Exercise: Select all lines in the records that include "Scénario".

Provided data:
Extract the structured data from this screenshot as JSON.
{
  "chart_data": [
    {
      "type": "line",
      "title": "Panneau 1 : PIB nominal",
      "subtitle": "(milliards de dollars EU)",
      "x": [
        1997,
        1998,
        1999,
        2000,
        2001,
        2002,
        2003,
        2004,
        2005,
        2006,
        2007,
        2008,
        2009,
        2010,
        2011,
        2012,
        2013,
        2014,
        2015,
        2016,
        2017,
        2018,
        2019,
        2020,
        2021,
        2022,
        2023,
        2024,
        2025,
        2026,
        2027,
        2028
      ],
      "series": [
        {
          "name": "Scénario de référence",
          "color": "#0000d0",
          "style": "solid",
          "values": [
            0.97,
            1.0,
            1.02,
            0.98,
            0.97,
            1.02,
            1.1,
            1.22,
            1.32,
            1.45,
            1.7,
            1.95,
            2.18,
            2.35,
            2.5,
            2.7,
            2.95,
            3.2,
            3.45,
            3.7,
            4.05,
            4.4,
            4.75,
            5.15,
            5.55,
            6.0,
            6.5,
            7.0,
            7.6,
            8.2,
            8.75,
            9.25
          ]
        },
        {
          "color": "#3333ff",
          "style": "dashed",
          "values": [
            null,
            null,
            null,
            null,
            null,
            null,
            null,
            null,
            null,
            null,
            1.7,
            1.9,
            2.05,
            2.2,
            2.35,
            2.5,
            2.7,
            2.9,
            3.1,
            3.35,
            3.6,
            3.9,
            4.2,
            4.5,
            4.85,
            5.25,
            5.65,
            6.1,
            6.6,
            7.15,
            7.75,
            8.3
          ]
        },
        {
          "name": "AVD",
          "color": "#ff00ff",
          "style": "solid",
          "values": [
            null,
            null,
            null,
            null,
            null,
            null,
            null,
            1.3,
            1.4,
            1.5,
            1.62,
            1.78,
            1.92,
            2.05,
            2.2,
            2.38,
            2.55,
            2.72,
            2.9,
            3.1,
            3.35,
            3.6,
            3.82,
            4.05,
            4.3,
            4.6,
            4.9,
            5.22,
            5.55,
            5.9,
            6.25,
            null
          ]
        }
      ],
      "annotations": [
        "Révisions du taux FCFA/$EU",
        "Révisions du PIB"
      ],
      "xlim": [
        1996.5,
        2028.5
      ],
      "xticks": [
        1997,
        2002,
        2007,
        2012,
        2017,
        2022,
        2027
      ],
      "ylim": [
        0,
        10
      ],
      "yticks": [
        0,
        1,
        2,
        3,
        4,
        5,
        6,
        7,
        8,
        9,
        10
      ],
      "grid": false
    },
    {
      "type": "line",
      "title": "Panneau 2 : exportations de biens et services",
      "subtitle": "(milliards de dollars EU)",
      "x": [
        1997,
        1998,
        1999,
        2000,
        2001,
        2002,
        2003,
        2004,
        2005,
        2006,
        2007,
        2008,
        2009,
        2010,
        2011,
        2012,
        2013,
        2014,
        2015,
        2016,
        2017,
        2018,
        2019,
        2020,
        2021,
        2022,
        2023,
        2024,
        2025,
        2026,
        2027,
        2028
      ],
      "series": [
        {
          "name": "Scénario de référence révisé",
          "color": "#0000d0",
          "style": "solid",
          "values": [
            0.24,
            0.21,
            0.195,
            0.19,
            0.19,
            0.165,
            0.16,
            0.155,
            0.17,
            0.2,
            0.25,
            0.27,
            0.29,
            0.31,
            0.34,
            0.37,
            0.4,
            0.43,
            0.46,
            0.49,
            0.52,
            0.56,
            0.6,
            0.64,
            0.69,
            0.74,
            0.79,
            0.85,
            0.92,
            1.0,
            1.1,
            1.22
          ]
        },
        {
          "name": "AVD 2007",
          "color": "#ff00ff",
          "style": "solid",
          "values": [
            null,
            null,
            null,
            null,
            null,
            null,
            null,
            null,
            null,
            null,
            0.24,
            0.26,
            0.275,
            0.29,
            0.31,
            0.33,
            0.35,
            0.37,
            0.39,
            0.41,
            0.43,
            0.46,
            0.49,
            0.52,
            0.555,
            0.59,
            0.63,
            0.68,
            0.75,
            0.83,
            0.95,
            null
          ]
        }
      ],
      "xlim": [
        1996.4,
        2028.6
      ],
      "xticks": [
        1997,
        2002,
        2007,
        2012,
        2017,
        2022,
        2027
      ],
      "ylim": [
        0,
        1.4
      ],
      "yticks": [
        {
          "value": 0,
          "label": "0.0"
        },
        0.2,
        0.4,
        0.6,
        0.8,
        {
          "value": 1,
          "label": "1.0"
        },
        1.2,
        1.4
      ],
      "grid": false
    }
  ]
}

Correct response:
          "name": "Scénario de référence",
          "name": "Scénario de référence révisé",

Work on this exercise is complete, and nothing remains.